• [Selected excerpt]:
## start

Contrary to popular belief, the First Knight was not Richard Gere.

The term was believed to be coined around 1100 and was known as “military follower of a king or other superior”. They were essentially skilled horsemen, who were partial to chopping off the heads of those who displeased the king.

Knighthoods and Damehoods (?) are appointments made under the British Imperial Honours system. Just think of it as a really fancy Star Chart stuck up on the fridge at Buckingham Palace. You do good? GOLD STAR! After you get enough, someone swipes around your head with a big sword, and then you can swan around town, sticking your finger up at everyone, squealing “SUCK ON THIS LOSERS!!!!”

Mal Fraser and the Queen got together over a shandy in 1975, and thought we, as Australians, could do with a bit more civility, and so introduced the Star Chart to Australia. They threw them at politicians mainly, and a few other people who sucked up extraordinarily hard. “For services to the Crown.” and other vague stuff like that.

Then in marched Bob Hawke, high off the thrill of the American Cup Victory. He took one look at the antiquated, sucking up, swanning around chosen ones,  sticking their fingers up at the rest of us rabble of heathens, skulled a schooner and said “Fuck this Liz!” before promptly pulling the pin on the whole deal in 1986.

## end

• [Given information]:
## start

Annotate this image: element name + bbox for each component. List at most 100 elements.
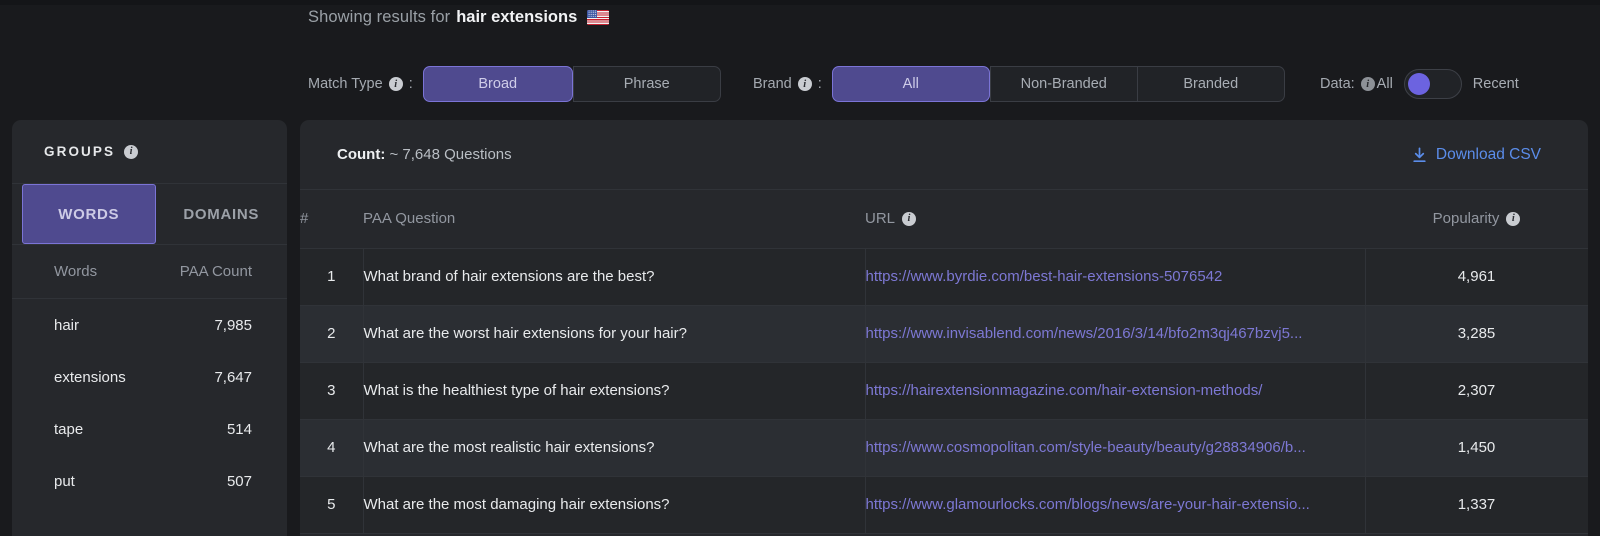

## end

Summarize the knighthoods passage in two sentences. Work from the text only, without reference to the listing.

The term for a knight, believed to have been coined around 1100 to mean a military follower of a king or other superior, described skilled horsemen, and knighthoods and damehoods are today appointments under the British Imperial Honours system. Mal Fraser and the Queen introduced these honors to Australia in 1975, awarding them mainly to politicians, until Bob Hawke ended the arrangement in 1986.